### WORK TO BE COMPLETED
Output every entry exactly as written, skipping any pictures.

### DATA FOR PROCESSING
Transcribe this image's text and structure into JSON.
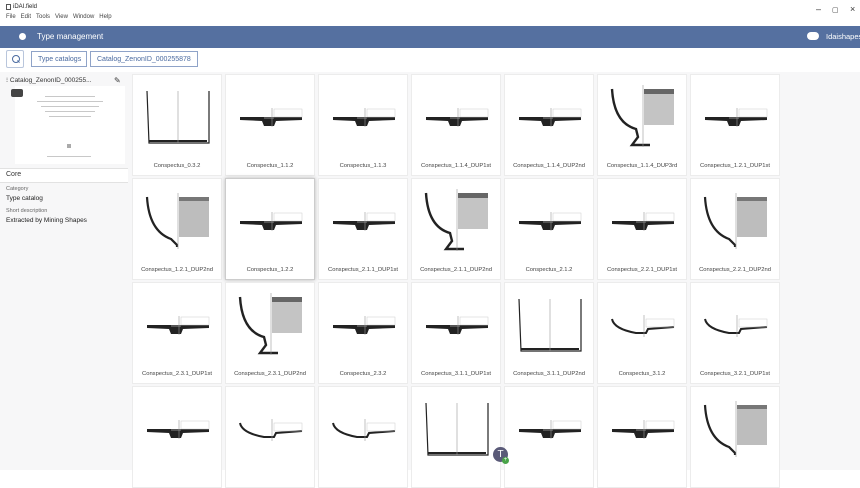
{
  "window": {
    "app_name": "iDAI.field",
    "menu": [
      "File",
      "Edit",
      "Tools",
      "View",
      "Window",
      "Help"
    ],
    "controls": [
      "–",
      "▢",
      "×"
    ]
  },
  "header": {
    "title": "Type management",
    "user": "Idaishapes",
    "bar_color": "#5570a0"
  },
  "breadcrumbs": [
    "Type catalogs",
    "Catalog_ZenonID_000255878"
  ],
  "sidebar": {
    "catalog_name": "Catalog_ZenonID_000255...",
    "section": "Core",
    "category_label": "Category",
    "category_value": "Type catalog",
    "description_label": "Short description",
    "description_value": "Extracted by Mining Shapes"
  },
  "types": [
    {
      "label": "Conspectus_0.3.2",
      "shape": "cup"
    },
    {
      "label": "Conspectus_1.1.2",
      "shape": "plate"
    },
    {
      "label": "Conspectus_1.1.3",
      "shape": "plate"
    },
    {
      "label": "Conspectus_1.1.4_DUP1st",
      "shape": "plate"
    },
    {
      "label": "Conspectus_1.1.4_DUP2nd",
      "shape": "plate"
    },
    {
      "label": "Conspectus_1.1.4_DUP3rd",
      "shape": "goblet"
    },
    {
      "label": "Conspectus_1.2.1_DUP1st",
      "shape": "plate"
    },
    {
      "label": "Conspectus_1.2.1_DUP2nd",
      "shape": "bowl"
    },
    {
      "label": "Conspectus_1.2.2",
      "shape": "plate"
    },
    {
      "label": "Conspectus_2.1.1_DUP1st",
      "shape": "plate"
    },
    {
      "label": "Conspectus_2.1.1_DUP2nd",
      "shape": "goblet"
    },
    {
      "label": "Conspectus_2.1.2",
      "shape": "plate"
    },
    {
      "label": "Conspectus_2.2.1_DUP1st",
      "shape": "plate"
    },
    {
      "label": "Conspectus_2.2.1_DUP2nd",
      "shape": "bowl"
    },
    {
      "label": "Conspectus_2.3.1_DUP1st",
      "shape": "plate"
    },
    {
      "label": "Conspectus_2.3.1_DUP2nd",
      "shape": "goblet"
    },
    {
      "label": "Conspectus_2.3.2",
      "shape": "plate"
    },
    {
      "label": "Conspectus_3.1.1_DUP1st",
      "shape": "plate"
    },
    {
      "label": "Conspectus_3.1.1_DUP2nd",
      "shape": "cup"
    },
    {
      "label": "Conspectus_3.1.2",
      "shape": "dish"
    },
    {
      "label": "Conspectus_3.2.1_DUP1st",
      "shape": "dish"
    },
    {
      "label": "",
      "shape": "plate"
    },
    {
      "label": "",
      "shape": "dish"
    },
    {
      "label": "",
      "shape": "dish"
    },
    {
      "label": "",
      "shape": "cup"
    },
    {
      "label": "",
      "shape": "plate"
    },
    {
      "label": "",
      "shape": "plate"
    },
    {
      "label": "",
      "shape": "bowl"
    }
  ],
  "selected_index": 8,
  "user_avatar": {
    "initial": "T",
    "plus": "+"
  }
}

### REPLY TO THE TASK
Transcribe this image's text and structure into JSON.
{
  "window": {
    "app_name": "iDAI.field",
    "menu": [
      "File",
      "Edit",
      "Tools",
      "View",
      "Window",
      "Help"
    ],
    "controls": [
      "–",
      "▢",
      "×"
    ]
  },
  "header": {
    "title": "Type management",
    "user": "Idaishapes",
    "bar_color": "#5570a0"
  },
  "breadcrumbs": [
    "Type catalogs",
    "Catalog_ZenonID_000255878"
  ],
  "sidebar": {
    "catalog_name": "Catalog_ZenonID_000255...",
    "section": "Core",
    "category_label": "Category",
    "category_value": "Type catalog",
    "description_label": "Short description",
    "description_value": "Extracted by Mining Shapes"
  },
  "types": [
    {
      "label": "Conspectus_0.3.2",
      "shape": "cup"
    },
    {
      "label": "Conspectus_1.1.2",
      "shape": "plate"
    },
    {
      "label": "Conspectus_1.1.3",
      "shape": "plate"
    },
    {
      "label": "Conspectus_1.1.4_DUP1st",
      "shape": "plate"
    },
    {
      "label": "Conspectus_1.1.4_DUP2nd",
      "shape": "plate"
    },
    {
      "label": "Conspectus_1.1.4_DUP3rd",
      "shape": "goblet"
    },
    {
      "label": "Conspectus_1.2.1_DUP1st",
      "shape": "plate"
    },
    {
      "label": "Conspectus_1.2.1_DUP2nd",
      "shape": "bowl"
    },
    {
      "label": "Conspectus_1.2.2",
      "shape": "plate"
    },
    {
      "label": "Conspectus_2.1.1_DUP1st",
      "shape": "plate"
    },
    {
      "label": "Conspectus_2.1.1_DUP2nd",
      "shape": "goblet"
    },
    {
      "label": "Conspectus_2.1.2",
      "shape": "plate"
    },
    {
      "label": "Conspectus_2.2.1_DUP1st",
      "shape": "plate"
    },
    {
      "label": "Conspectus_2.2.1_DUP2nd",
      "shape": "bowl"
    },
    {
      "label": "Conspectus_2.3.1_DUP1st",
      "shape": "plate"
    },
    {
      "label": "Conspectus_2.3.1_DUP2nd",
      "shape": "goblet"
    },
    {
      "label": "Conspectus_2.3.2",
      "shape": "plate"
    },
    {
      "label": "Conspectus_3.1.1_DUP1st",
      "shape": "plate"
    },
    {
      "label": "Conspectus_3.1.1_DUP2nd",
      "shape": "cup"
    },
    {
      "label": "Conspectus_3.1.2",
      "shape": "dish"
    },
    {
      "label": "Conspectus_3.2.1_DUP1st",
      "shape": "dish"
    },
    {
      "label": "",
      "shape": "plate"
    },
    {
      "label": "",
      "shape": "dish"
    },
    {
      "label": "",
      "shape": "dish"
    },
    {
      "label": "",
      "shape": "cup"
    },
    {
      "label": "",
      "shape": "plate"
    },
    {
      "label": "",
      "shape": "plate"
    },
    {
      "label": "",
      "shape": "bowl"
    }
  ],
  "selected_index": 8,
  "user_avatar": {
    "initial": "T",
    "plus": "+"
  }
}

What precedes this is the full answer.